- **文献段落**
*-*-*

相思醌A对大鼠中性粒细胞中磷酸肌醇特异性磷脂酶C激活的抑制作用。

Inhibition by abruquinone A of phosphoinositide-specific phospholipase C activation in rat neutrophils.

作者信息

Wang J P, Hsu M F, Kuo S C

机构信息

Department of Medical Research, Taichung Veterans General Hospital, Taiwan, ROC.

出版信息

Eur J Pharmacol. 1997 Jan 14;319(1):131-6. doi: 10.1016/s0014-2999(96)00836-9.

DOI:10.1016/s0014-2999(96)00836-9

PMID:9030908

Abstract

In rat neutrophils, formyl-Met-Leu-Phe (fMLP)-induced phosphate formation was inhibited by abruquinone A (IC50 value about 32.7 +/- 6.4 microM) as well as by a putative phospholipase C inhibitor, [6-[[17 beta-3-methoxyestra-1,3,5(10)-trien-17-yl]amino]hexyl]-1H-pyrrole- 2,5-dione (U73122) (IC50 value about 11.3 +/- 1.2 microM). The reduction in inositol phosphate levels appeared to reflect inhibition of phospholipase C activity because the hydrolysis of phosphatidylinositol 4,5-bisphosphate (PIP2) catalyzed by a soluble fraction from neutrophils was also inhibited by abruquinone A (IC50 value about 31.4 +/- 5.6 microM) over the same range of concentrations. Although abruquinone A alone induced Ca2+ and Mn2+ influx into neutrophils in Ca(2+)-containing medium, abruquinone A, like U73122, inhibited Ca2+ release (IC50 value about 23.5 +/- 0.5 microM) from internal stores in Ca(2+)-free medium. These results indicate that abruquinone A inhibits the activity of phosphoinositide-specific phospholipase C in neutrophils.

*-*-*

- **参考材料**

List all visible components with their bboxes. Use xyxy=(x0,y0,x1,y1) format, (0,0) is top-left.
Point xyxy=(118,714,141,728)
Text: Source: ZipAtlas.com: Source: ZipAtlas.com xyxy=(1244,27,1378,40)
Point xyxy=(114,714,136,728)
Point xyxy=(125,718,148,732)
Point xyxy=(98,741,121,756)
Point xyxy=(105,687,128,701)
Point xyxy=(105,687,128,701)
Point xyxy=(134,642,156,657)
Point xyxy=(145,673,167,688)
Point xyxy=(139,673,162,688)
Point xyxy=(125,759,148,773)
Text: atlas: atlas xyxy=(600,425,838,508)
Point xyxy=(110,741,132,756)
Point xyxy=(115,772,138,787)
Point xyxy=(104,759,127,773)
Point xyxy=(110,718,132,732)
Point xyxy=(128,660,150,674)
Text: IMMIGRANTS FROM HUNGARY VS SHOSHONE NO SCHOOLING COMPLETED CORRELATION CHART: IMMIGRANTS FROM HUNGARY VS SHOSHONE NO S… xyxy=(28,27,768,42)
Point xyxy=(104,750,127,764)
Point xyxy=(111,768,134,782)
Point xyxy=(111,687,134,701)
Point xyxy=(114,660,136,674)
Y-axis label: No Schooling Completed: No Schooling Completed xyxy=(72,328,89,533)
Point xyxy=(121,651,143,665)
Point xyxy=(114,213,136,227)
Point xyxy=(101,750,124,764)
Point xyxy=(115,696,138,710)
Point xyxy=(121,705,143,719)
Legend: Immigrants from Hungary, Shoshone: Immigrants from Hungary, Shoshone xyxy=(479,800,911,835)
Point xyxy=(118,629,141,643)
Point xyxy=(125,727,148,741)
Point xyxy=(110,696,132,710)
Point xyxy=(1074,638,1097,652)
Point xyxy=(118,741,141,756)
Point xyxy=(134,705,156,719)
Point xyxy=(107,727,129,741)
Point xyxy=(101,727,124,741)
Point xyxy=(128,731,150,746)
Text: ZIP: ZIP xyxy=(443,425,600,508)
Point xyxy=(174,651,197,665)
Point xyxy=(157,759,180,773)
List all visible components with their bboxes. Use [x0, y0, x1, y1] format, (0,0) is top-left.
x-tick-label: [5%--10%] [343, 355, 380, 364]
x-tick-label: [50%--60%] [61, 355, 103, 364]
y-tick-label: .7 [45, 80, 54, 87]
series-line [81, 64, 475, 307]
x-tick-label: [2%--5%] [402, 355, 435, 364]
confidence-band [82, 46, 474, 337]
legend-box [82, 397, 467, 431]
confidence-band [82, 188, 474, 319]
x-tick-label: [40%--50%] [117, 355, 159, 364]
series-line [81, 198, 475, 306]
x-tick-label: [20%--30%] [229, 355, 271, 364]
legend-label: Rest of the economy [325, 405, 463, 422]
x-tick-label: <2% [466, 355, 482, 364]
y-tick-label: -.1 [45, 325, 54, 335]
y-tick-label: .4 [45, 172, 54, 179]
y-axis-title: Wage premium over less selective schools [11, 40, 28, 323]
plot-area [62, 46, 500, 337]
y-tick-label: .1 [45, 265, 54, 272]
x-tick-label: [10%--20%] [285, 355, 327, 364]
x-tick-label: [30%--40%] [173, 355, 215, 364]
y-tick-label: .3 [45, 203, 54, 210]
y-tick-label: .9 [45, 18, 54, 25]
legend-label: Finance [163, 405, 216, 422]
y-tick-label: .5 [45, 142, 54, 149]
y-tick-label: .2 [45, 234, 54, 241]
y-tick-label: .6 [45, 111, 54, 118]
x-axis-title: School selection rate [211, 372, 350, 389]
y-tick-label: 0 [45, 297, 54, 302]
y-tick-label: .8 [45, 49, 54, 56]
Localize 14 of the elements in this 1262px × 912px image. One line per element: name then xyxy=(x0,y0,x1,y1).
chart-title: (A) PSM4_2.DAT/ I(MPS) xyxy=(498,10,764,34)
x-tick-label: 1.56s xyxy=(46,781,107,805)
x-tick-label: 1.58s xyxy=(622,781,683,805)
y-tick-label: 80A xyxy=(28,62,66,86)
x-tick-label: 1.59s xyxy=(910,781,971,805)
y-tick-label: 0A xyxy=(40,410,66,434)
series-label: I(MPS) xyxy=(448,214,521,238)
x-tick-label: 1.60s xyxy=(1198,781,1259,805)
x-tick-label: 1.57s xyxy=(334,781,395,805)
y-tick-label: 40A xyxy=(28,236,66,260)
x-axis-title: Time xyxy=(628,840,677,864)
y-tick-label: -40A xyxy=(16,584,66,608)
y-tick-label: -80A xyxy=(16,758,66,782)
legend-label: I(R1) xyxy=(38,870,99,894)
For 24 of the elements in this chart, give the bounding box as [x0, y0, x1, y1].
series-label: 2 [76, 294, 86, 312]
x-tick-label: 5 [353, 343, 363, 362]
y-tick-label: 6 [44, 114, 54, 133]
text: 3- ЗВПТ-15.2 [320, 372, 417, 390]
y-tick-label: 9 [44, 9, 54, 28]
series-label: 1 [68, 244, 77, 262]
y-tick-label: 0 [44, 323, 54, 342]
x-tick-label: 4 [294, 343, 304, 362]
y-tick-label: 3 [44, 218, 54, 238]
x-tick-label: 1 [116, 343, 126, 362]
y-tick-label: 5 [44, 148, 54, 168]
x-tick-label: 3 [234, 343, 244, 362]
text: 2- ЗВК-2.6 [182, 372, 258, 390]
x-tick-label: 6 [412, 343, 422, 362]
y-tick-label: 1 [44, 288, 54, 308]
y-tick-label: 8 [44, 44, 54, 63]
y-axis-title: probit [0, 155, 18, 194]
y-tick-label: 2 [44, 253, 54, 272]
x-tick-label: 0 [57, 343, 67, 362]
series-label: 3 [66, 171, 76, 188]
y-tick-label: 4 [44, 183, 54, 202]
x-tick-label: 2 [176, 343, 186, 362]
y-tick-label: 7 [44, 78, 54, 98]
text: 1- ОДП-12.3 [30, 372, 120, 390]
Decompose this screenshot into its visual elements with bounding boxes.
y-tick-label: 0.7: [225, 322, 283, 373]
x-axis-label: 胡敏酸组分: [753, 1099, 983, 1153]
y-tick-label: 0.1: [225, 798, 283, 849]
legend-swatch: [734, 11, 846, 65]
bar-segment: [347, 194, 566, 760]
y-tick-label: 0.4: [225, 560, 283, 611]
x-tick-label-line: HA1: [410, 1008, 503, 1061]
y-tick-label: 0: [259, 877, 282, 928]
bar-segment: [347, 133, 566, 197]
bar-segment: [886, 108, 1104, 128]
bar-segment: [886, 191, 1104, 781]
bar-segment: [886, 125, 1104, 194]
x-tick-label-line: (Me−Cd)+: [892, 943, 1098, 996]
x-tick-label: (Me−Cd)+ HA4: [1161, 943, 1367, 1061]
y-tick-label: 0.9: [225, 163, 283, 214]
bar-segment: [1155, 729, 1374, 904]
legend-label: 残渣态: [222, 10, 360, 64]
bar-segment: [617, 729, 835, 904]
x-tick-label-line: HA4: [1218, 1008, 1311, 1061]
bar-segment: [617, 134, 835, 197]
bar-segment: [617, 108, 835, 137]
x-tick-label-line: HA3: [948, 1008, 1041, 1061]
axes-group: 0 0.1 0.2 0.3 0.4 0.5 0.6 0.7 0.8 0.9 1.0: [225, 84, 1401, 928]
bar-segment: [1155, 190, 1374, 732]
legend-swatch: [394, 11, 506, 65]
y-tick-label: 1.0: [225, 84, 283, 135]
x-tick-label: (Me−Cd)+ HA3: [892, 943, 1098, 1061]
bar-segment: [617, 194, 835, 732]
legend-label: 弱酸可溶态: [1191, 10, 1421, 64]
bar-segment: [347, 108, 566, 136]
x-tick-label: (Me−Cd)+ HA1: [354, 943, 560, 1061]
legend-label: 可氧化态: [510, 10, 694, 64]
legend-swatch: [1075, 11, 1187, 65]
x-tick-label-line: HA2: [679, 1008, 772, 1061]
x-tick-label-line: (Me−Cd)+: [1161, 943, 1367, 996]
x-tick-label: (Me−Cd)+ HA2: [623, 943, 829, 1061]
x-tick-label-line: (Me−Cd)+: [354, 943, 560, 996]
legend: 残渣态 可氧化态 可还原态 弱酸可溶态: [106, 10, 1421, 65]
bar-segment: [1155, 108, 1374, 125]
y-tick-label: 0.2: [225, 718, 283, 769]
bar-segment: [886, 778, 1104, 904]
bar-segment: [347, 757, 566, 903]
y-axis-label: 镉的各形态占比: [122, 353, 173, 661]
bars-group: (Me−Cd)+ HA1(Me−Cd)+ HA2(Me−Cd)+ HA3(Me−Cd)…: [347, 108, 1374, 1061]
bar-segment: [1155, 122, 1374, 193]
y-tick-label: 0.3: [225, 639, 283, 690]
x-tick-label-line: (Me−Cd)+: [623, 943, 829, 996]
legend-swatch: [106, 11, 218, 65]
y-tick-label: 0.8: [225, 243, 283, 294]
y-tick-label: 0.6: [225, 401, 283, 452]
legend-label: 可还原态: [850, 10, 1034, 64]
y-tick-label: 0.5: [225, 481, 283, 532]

*-*-*

- **任务事项 1**
请把关于相思醌A的文献中的一段逐字重抄出来，从含有“相思醌A对大鼠中性粒细胞中磷酸肌醇特异性磷脂酶C激活的抑制作用。”的词句开始，到“Hospital, Taiwan, ROC.”为止。
- **任务事项 2**
请接着关于相思醌A的文献的最后一句往下写。

- **作答区域 1**
相思醌A对大鼠中性粒细胞中磷酸肌醇特异性磷脂酶C激活的抑制作用。

Inhibition by abruquinone A of phosphoinositide-specific phospholipase C activation in rat neutrophils.

作者信息

Wang J P, Hsu M F, Kuo S C

机构信息

Department of Medical Research, Taichung Veterans General Hospital, Taiwan, ROC.

- **作答区域 2**
摘要

在大鼠中性粒细胞中，阿布鲁醌A（IC50值约为32.7±6.4微摩尔）以及一种假定的磷脂酶C抑制剂[6-[[17β-3-甲氧基雌甾-1,3,5(10)-三烯-17-基]氨基]己基]-1H-吡咯-2,5-二酮（U73122）（IC50值约为11.3±1.2微摩尔）可抑制甲酰甲硫氨酰-亮氨酰-苯丙氨酸（fMLP）诱导的磷酸盐生成。肌醇磷酸水平的降低似乎反映了磷脂酶C活性的抑制，因为在相同浓度范围内，中性粒细胞可溶部分催化的磷脂酰肌醇4,5-二磷酸（PIP2）水解也受到阿布鲁醌A（IC50值约为31.4±5.6微摩尔）的抑制。尽管单独的阿布鲁醌A在含钙培养基中可诱导Ca2+和Mn2+流入中性粒细胞，但与U73122一样，阿布鲁醌A在无钙培养基中可抑制细胞内储存的Ca2+释放（IC50值约为23.5±0.5微摩尔）。这些结果表明，阿布鲁醌A可抑制中性粒细胞中磷酸肌醇特异性磷脂酶C的活性。